SET PROBLEM: Gather every line that includes the word "this", please.

.....

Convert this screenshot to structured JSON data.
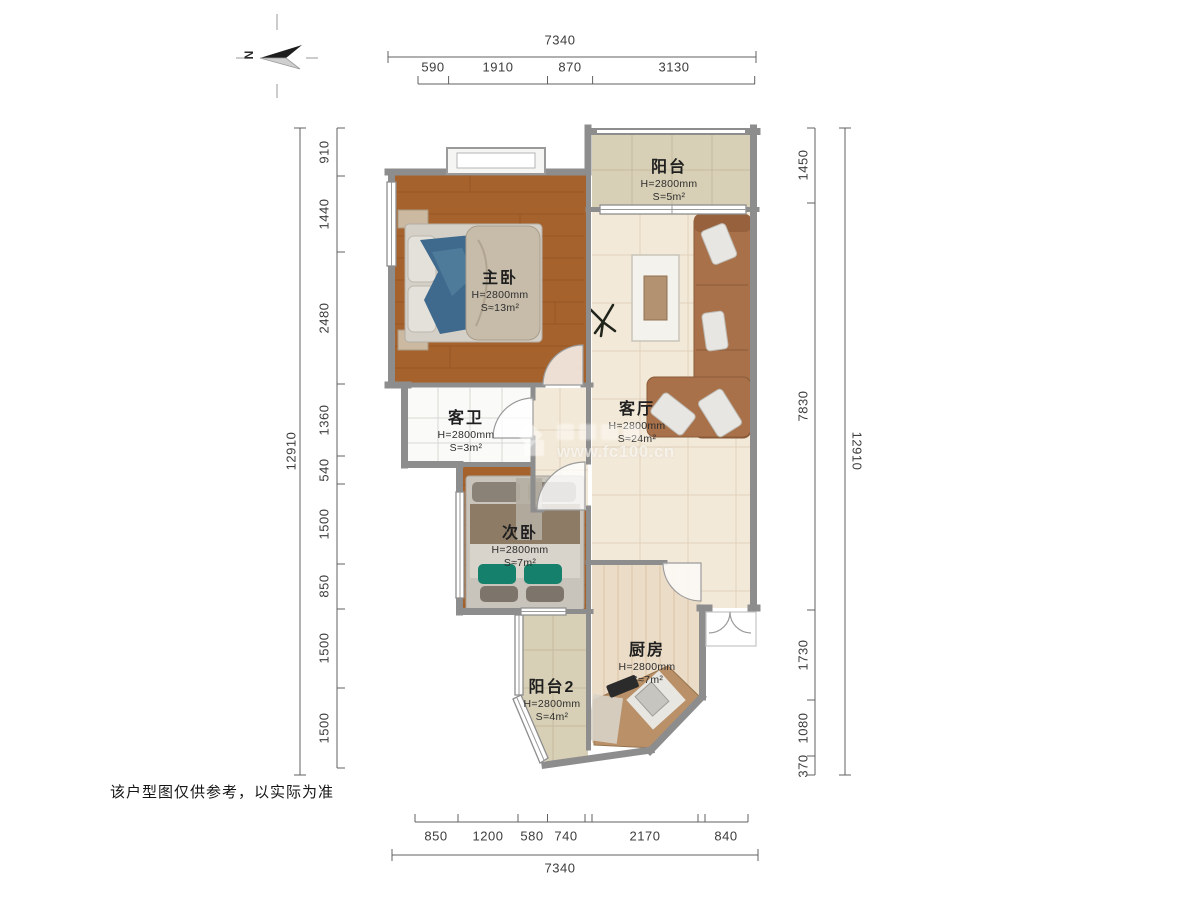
{
  "disclaimer": "该户型图仅供参考，以实际为准",
  "compass": {
    "north_label": "N"
  },
  "watermark": {
    "site": "www.fc100.cn"
  },
  "rooms": [
    {
      "key": "balcony",
      "name": "阳台",
      "ceiling": "H=2800mm",
      "area": "S=5m²"
    },
    {
      "key": "master-bedroom",
      "name": "主卧",
      "ceiling": "H=2800mm",
      "area": "S≈13m²"
    },
    {
      "key": "living-room",
      "name": "客厅",
      "ceiling": "H=2800mm",
      "area": "S≈24m²"
    },
    {
      "key": "guest-bathroom",
      "name": "客卫",
      "ceiling": "H=2800mm",
      "area": "S=3m²"
    },
    {
      "key": "second-bedroom",
      "name": "次卧",
      "ceiling": "H=2800mm",
      "area": "S≈7m²"
    },
    {
      "key": "kitchen",
      "name": "厨房",
      "ceiling": "H=2800mm",
      "area": "S≈7m²"
    },
    {
      "key": "balcony-2",
      "name": "阳台2",
      "ceiling": "H=2800mm",
      "area": "S=4m²"
    }
  ],
  "dimensions": {
    "top": {
      "total": "7340",
      "segments": [
        "590",
        "1910",
        "870",
        "3130"
      ]
    },
    "bottom": {
      "total": "7340",
      "segments": [
        "850",
        "1200",
        "580",
        "740",
        "2170",
        "840"
      ]
    },
    "left": {
      "total": "12910",
      "segments": [
        "910",
        "1440",
        "2480",
        "1360",
        "540",
        "1500",
        "850",
        "1500",
        "1500"
      ]
    },
    "right": {
      "total": "12910",
      "segments": [
        "1450",
        "7830",
        "1730",
        "1080",
        "370"
      ]
    }
  },
  "colors": {
    "wall": "#8d8d8d",
    "wood_floor": "#a6622c",
    "tile_light": "#f3e9d8",
    "tile_balcony": "#d8d0b6",
    "kitchen_floor": "#ebdcc8",
    "bath_floor": "#fafaf8",
    "sofa": "#a8714a",
    "bed_blanket_blue": "#3f6a8d",
    "pillow_green": "#15806b",
    "counter": "#b99068",
    "dim_text": "#3c3c3c"
  }
}
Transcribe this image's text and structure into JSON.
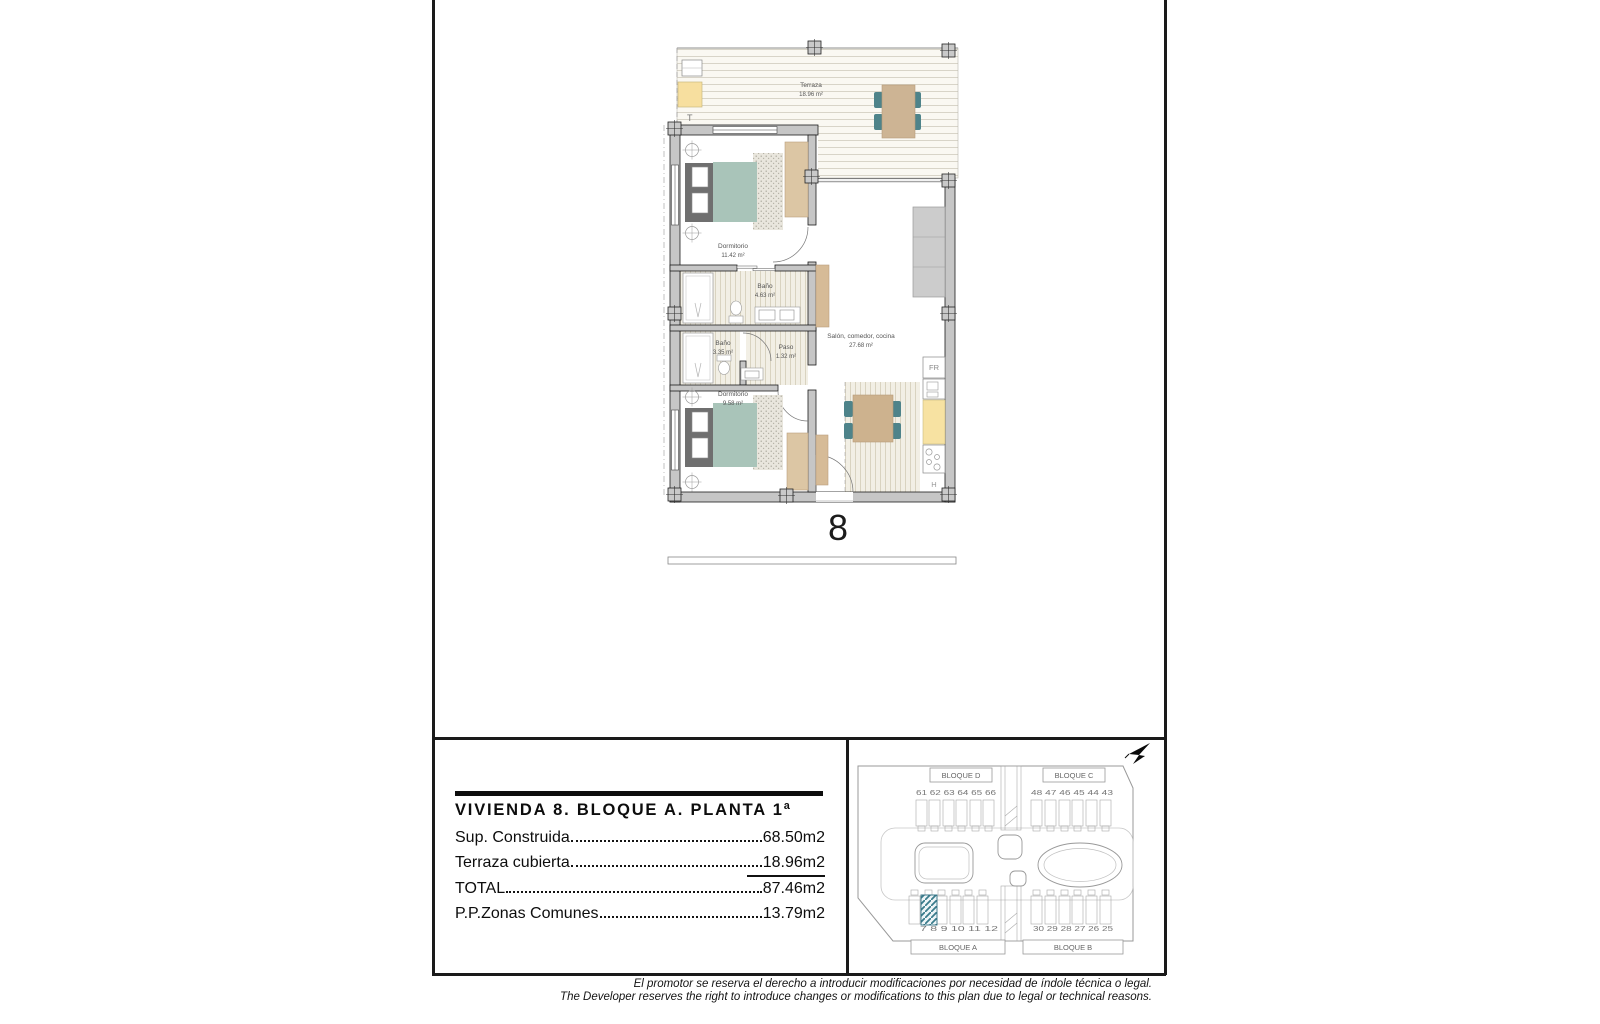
{
  "floorplan": {
    "unit_number": "8",
    "terrace_store_label": "T",
    "rooms": {
      "terraza": {
        "name": "Terraza",
        "area": "18.96 m²"
      },
      "dormitorio1": {
        "name": "Dormitorio",
        "area": "11.42 m²"
      },
      "bano1": {
        "name": "Baño",
        "area": "4.63 m²"
      },
      "bano2": {
        "name": "Baño",
        "area": "3.35 m²"
      },
      "paso": {
        "name": "Paso",
        "area": "1.32 m²"
      },
      "salon": {
        "name": "Salón, comedor, cocina",
        "area": "27.68 m²"
      },
      "dormitorio2": {
        "name": "Dormitorio",
        "area": "9.58 m²"
      }
    },
    "appliances": {
      "fridge": "FR",
      "hob": "H"
    }
  },
  "info_panel": {
    "title": "VIVIENDA 8. BLOQUE A. PLANTA 1ª",
    "rows": [
      {
        "label": "Sup. Construida",
        "value": "68.50m2"
      },
      {
        "label": "Terraza cubierta",
        "value": "18.96m2"
      },
      {
        "label": "TOTAL",
        "value": "87.46m2"
      },
      {
        "label": "P.P.Zonas Comunes",
        "value": "13.79m2"
      }
    ]
  },
  "site_plan": {
    "blocks": {
      "d": "BLOQUE D",
      "c": "BLOQUE C",
      "a": "BLOQUE A",
      "b": "BLOQUE B"
    },
    "units": {
      "bloque_d": "61 62 63 64 65 66",
      "bloque_c": "48 47 46 45 44 43",
      "bloque_a": "7 8 9 10 11 12",
      "bloque_b": "30 29 28 27 26 25"
    },
    "highlighted_unit": "8"
  },
  "disclaimer": {
    "es": "El promotor se reserva el derecho a introducir modificaciones por necesidad de índole técnica o legal.",
    "en": "The Developer reserves the right to introduce changes or modifications to this plan due to legal or technical reasons."
  },
  "colors": {
    "wall_gray": "#c6c6c6",
    "furniture_tan": "#d6bb97",
    "bed_sage": "#a9c4b9",
    "chair_teal": "#4e838a",
    "counter_yellow": "#f7e2a2",
    "highlight_hatch_teal": "#3a7c8c"
  }
}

.....

EXERCISE RESULT:
Convert this screenshot to structured JSON data.
Transcribe this image's text and structure into JSON.
    "en": "The Developer reserves the right to introduce changes or modifications to this plan due to legal or technical reasons."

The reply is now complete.